Drop all images and give the records again exactly.

■ ■ ■ ■ ■ ■ ■

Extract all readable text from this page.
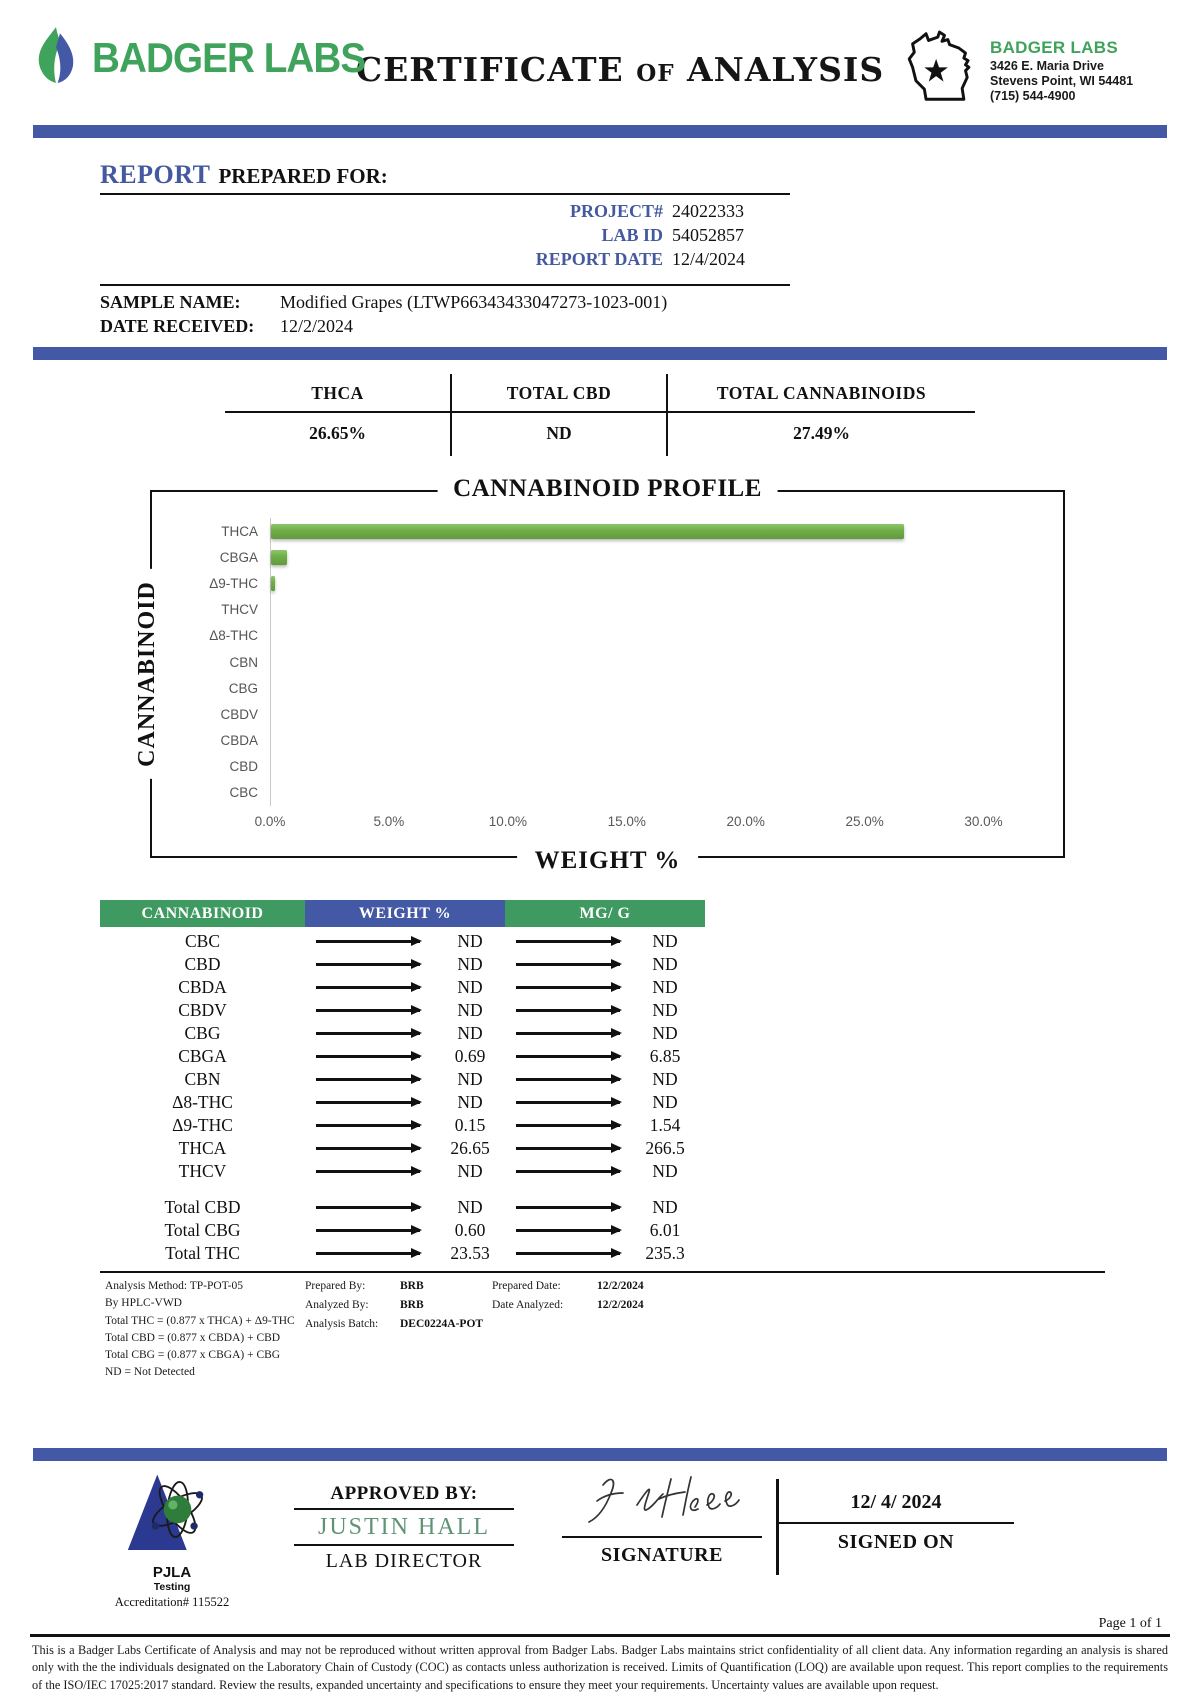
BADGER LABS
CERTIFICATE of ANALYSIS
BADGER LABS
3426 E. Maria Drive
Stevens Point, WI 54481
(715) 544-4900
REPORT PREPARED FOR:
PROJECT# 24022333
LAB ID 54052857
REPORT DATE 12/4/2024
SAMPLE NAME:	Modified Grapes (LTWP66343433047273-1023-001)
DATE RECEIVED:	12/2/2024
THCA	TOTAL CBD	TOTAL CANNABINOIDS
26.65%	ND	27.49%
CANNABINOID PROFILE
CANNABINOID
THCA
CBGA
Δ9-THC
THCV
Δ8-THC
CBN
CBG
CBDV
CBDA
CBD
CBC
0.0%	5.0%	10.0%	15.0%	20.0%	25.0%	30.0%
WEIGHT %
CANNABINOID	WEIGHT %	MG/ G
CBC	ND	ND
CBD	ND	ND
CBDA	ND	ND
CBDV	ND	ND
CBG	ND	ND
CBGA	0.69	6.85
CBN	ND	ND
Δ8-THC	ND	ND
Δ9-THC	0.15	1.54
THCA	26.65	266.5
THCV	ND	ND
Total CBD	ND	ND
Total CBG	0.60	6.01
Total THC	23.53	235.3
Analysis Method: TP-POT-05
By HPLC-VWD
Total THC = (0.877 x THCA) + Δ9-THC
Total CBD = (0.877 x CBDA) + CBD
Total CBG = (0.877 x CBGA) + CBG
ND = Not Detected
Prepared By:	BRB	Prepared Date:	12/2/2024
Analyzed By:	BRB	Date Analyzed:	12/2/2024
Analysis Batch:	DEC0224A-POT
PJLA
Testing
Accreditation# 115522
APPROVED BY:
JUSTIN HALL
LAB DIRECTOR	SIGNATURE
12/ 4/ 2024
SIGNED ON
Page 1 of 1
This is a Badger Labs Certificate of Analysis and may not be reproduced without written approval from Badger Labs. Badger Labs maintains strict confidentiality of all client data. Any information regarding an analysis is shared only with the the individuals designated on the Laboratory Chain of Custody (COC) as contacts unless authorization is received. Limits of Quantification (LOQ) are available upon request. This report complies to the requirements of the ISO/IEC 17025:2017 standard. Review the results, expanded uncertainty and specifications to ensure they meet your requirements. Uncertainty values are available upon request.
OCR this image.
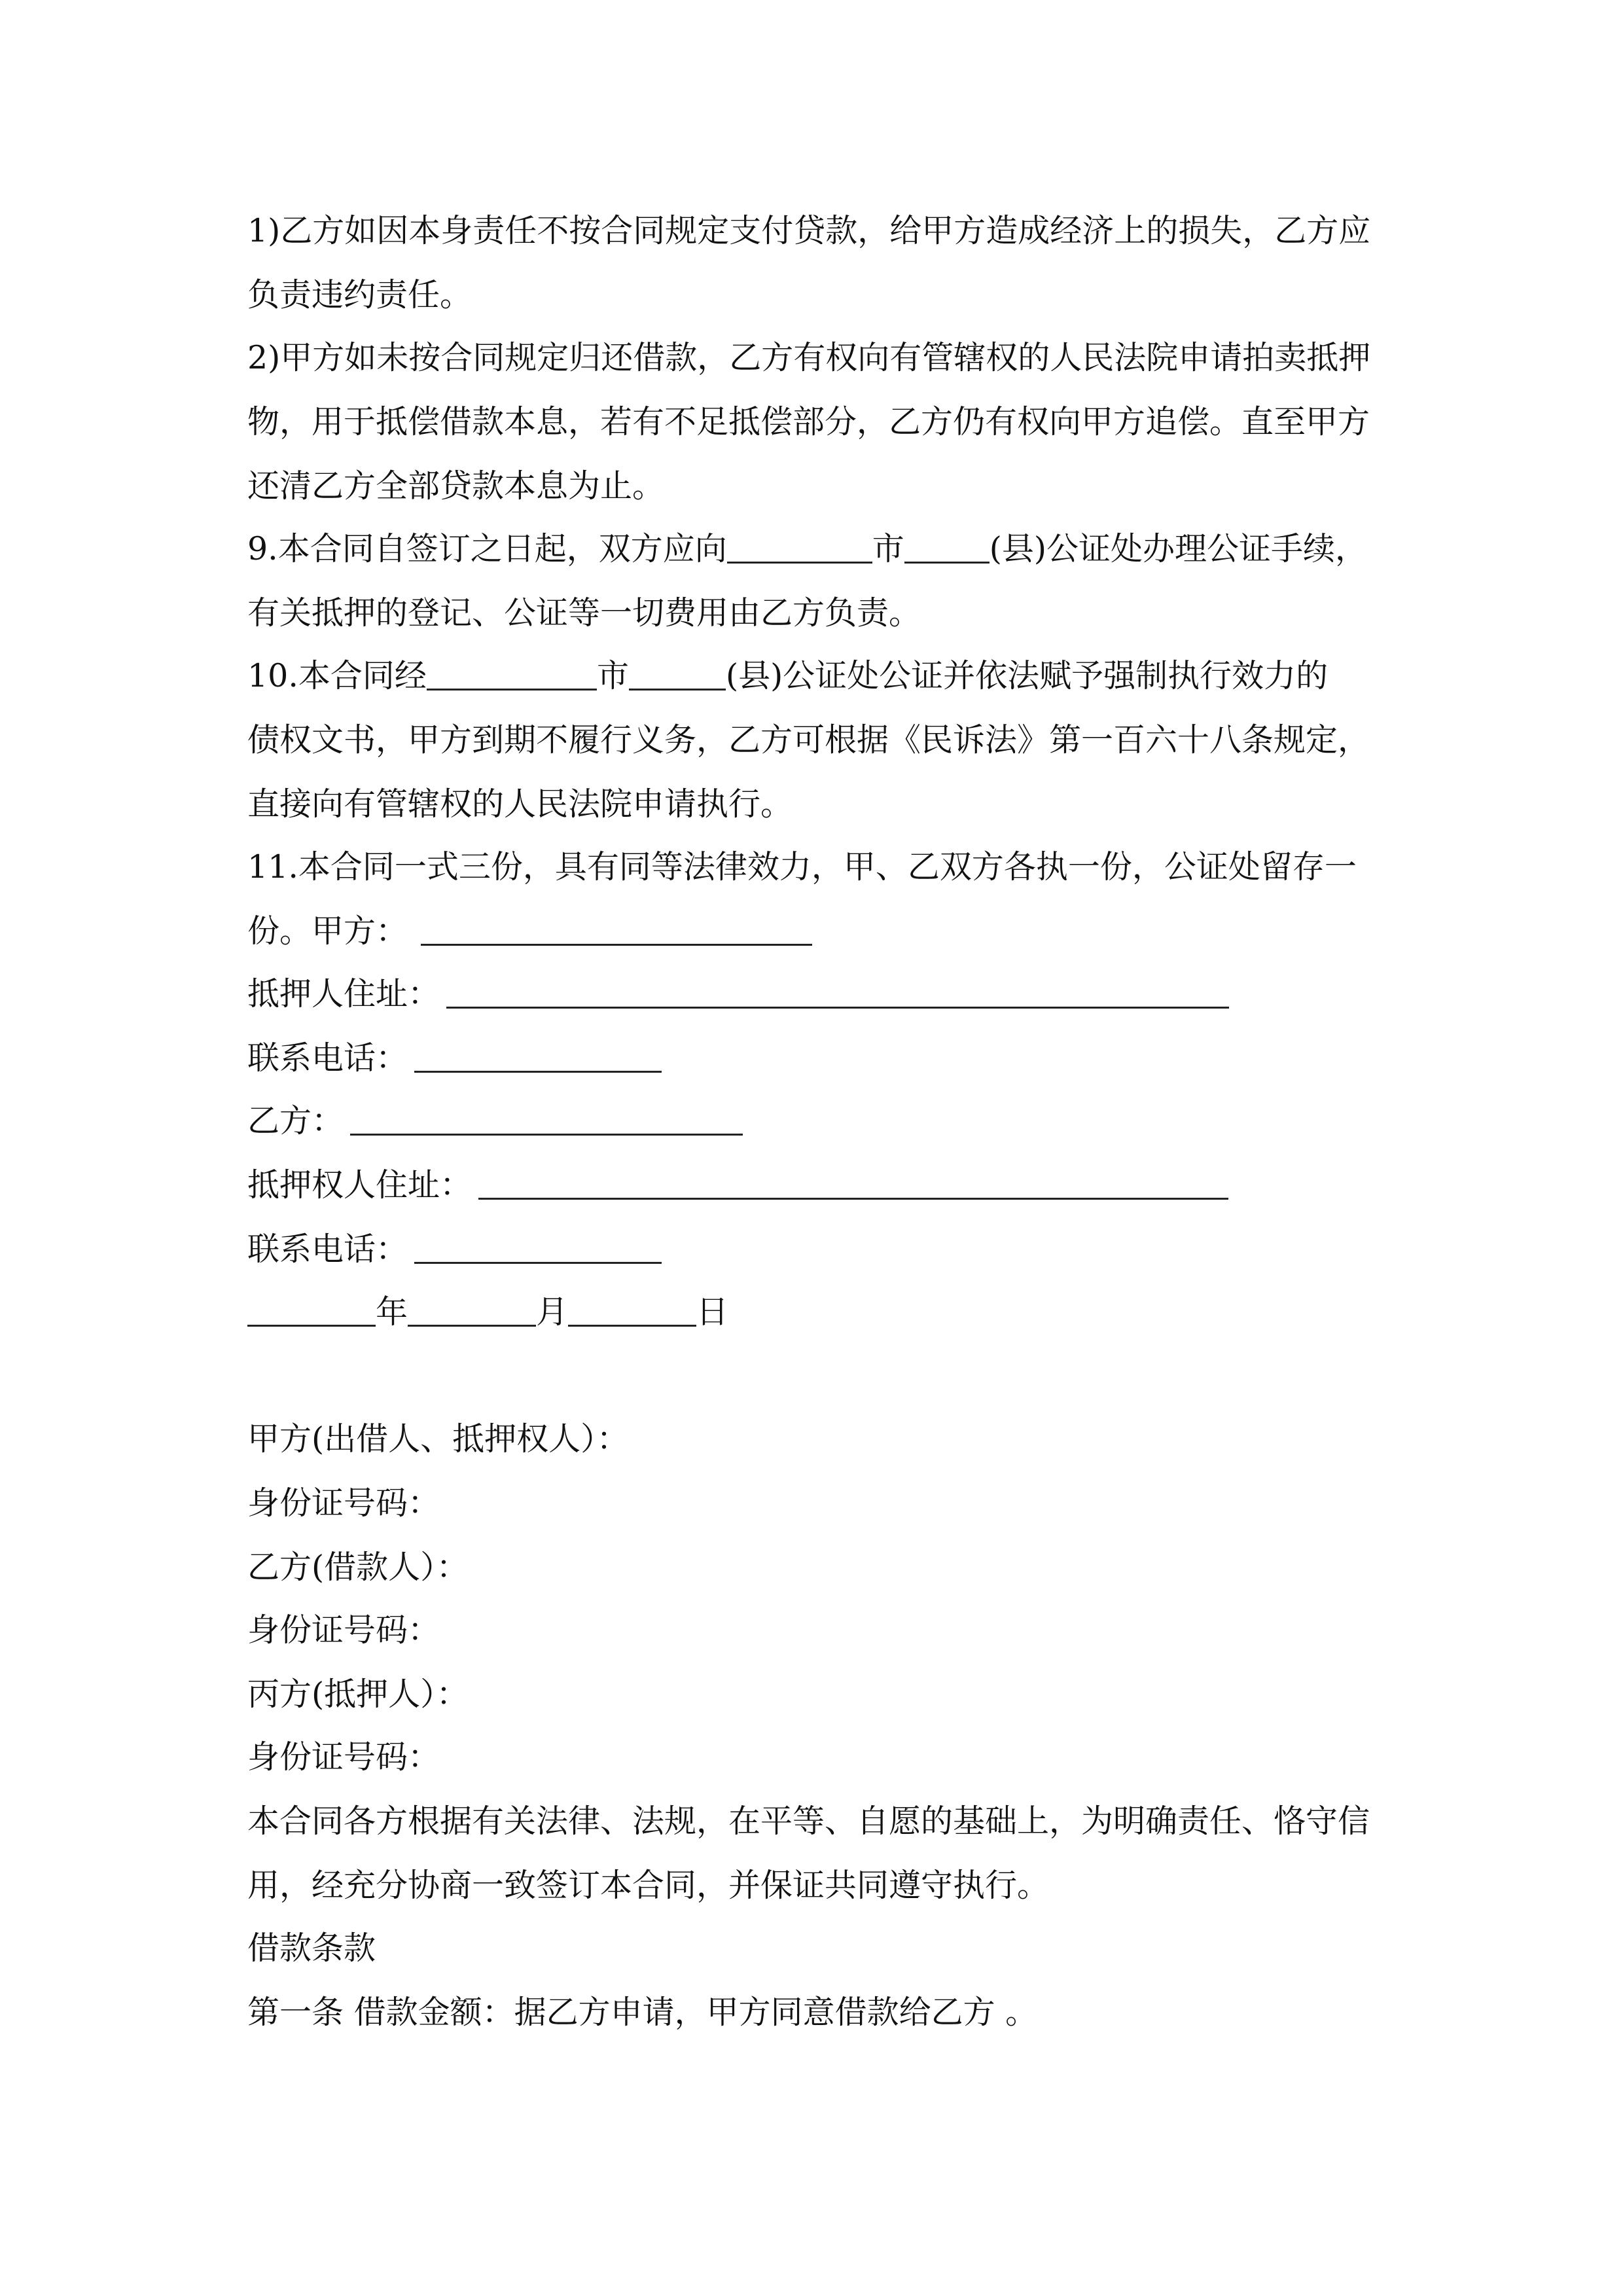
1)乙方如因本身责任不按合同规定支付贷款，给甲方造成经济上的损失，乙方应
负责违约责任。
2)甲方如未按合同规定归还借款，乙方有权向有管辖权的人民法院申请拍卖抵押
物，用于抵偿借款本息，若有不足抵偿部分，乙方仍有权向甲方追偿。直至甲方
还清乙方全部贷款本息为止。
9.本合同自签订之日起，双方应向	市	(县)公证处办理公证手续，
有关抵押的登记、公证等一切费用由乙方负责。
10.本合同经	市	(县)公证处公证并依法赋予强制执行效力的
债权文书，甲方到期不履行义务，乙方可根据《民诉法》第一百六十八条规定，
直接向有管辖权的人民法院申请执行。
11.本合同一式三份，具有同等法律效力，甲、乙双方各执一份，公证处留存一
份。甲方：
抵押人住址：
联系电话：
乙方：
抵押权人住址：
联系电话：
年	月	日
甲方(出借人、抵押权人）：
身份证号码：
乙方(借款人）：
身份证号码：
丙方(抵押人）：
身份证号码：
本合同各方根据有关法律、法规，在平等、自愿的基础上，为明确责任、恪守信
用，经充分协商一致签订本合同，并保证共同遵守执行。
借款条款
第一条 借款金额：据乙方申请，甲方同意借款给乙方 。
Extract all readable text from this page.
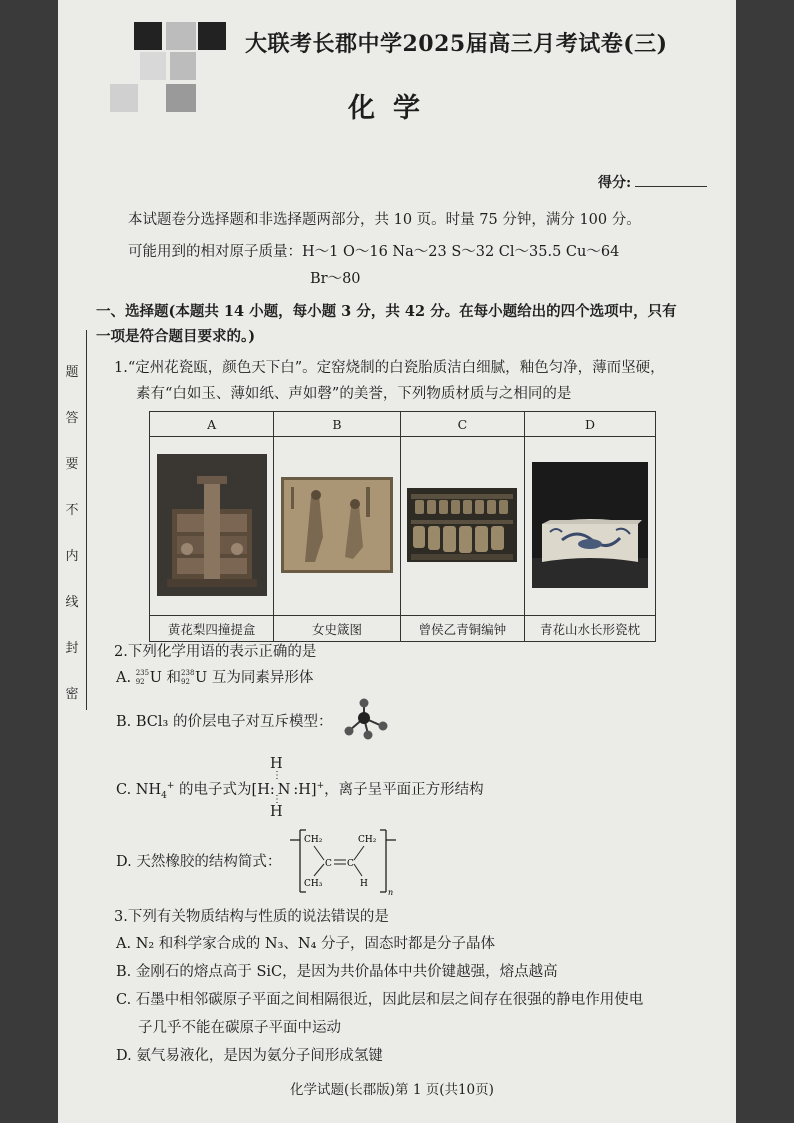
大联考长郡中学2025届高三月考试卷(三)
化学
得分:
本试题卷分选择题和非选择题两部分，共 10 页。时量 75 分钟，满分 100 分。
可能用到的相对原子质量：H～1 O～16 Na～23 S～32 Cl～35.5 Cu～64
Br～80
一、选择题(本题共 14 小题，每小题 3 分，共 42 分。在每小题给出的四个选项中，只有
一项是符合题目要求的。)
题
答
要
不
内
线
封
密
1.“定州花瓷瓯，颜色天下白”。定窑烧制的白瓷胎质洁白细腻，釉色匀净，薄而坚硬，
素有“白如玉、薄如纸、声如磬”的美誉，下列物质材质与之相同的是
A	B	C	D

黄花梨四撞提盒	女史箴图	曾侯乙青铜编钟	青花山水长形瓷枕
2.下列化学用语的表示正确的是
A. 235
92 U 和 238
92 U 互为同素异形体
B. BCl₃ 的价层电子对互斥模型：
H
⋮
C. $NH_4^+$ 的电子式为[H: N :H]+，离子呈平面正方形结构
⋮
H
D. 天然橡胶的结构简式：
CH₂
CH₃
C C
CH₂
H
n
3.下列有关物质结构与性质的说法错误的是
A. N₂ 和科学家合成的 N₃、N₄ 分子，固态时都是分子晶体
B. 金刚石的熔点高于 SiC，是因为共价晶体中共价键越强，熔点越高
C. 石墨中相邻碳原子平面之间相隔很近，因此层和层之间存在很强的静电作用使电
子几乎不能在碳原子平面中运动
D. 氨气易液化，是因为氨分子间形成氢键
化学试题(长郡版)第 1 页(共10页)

■ ■ ■ ■ ■ ■ ■

Result of the task —
Extract all readable text from this page.
BADGER LABS
CERTIFICATE of ANALYSIS
BADGER LABS
3426 E. Maria Drive
Stevens Point, WI 54481
(715) 544-4900
REPORT PREPARED FOR:
PROJECT# 24022333
LAB ID 54052857
REPORT DATE 12/4/2024
SAMPLE NAME:	Modified Grapes (LTWP66343433047273-1023-001)
DATE RECEIVED:	12/2/2024
THCA	TOTAL CBD	TOTAL CANNABINOIDS
26.65%	ND	27.49%
CANNABINOID PROFILE
CANNABINOID
THCA
CBGA
Δ9-THC
THCV
Δ8-THC
CBN
CBG
CBDV
CBDA
CBD
CBC
0.0%	5.0%	10.0%	15.0%	20.0%	25.0%	30.0%
WEIGHT %
CANNABINOID	WEIGHT %	MG/ G
CBC	ND	ND
CBD	ND	ND
CBDA	ND	ND
CBDV	ND	ND
CBG	ND	ND
CBGA	0.69	6.85
CBN	ND	ND
Δ8-THC	ND	ND
Δ9-THC	0.15	1.54
THCA	26.65	266.5
THCV	ND	ND
Total CBD	ND	ND
Total CBG	0.60	6.01
Total THC	23.53	235.3
Analysis Method: TP-POT-05
By HPLC-VWD
Total THC = (0.877 x THCA) + Δ9-THC
Total CBD = (0.877 x CBDA) + CBD
Total CBG = (0.877 x CBGA) + CBG
ND = Not Detected
Prepared By:	BRB	Prepared Date:	12/2/2024
Analyzed By:	BRB	Date Analyzed:	12/2/2024
Analysis Batch:	DEC0224A-POT
PJLA
Testing
Accreditation# 115522
APPROVED BY:
JUSTIN HALL
LAB DIRECTOR	SIGNATURE
12/ 4/ 2024
SIGNED ON
Page 1 of 1
This is a Badger Labs Certificate of Analysis and may not be reproduced without written approval from Badger Labs. Badger Labs maintains strict confidentiality of all client data. Any information regarding an analysis is shared only with the the individuals designated on the Laboratory Chain of Custody (COC) as contacts unless authorization is received. Limits of Quantification (LOQ) are available upon request. This report complies to the requirements of the ISO/IEC 17025:2017 standard. Review the results, expanded uncertainty and specifications to ensure they meet your requirements. Uncertainty values are available upon request.
OCR this image.
1)乙方如因本身责任不按合同规定支付贷款，给甲方造成经济上的损失，乙方应
负责违约责任。
2)甲方如未按合同规定归还借款，乙方有权向有管辖权的人民法院申请拍卖抵押
物，用于抵偿借款本息，若有不足抵偿部分，乙方仍有权向甲方追偿。直至甲方
还清乙方全部贷款本息为止。
9.本合同自签订之日起，双方应向	市	(县)公证处办理公证手续，
有关抵押的登记、公证等一切费用由乙方负责。
10.本合同经	市	(县)公证处公证并依法赋予强制执行效力的
债权文书，甲方到期不履行义务，乙方可根据《民诉法》第一百六十八条规定，
直接向有管辖权的人民法院申请执行。
11.本合同一式三份，具有同等法律效力，甲、乙双方各执一份，公证处留存一
份。甲方：
抵押人住址：
联系电话：
乙方：
抵押权人住址：
联系电话：
年	月	日
甲方(出借人、抵押权人）：
身份证号码：
乙方(借款人）：
身份证号码：
丙方(抵押人）：
身份证号码：
本合同各方根据有关法律、法规，在平等、自愿的基础上，为明确责任、恪守信
用，经充分协商一致签订本合同，并保证共同遵守执行。
借款条款
第一条 借款金额：据乙方申请，甲方同意借款给乙方 。
Extract all readable text from this page.
大联考长郡中学2025届高三月考试卷(三)
化学
得分:
本试题卷分选择题和非选择题两部分，共 10 页。时量 75 分钟，满分 100 分。
可能用到的相对原子质量：H～1 O～16 Na～23 S～32 Cl～35.5 Cu～64
Br～80
一、选择题(本题共 14 小题，每小题 3 分，共 42 分。在每小题给出的四个选项中，只有
一项是符合题目要求的。)
题
答
要
不
内
线
封
密
1.“定州花瓷瓯，颜色天下白”。定窑烧制的白瓷胎质洁白细腻，釉色匀净，薄而坚硬，
素有“白如玉、薄如纸、声如磬”的美誉，下列物质材质与之相同的是
A	B	C	D

黄花梨四撞提盒	女史箴图	曾侯乙青铜编钟	青花山水长形瓷枕
2.下列化学用语的表示正确的是
A. 235
92 U 和 238
92 U 互为同素异形体
B. BCl₃ 的价层电子对互斥模型：
H
⋮
C. $NH_4^+$ 的电子式为[H: N :H]+，离子呈平面正方形结构
⋮
H
D. 天然橡胶的结构简式：
CH₂
CH₃
C C
CH₂
H
n
3.下列有关物质结构与性质的说法错误的是
A. N₂ 和科学家合成的 N₃、N₄ 分子，固态时都是分子晶体
B. 金刚石的熔点高于 SiC，是因为共价晶体中共价键越强，熔点越高
C. 石墨中相邻碳原子平面之间相隔很近，因此层和层之间存在很强的静电作用使电
子几乎不能在碳原子平面中运动
D. 氨气易液化，是因为氨分子间形成氢键
化学试题(长郡版)第 1 页(共10页)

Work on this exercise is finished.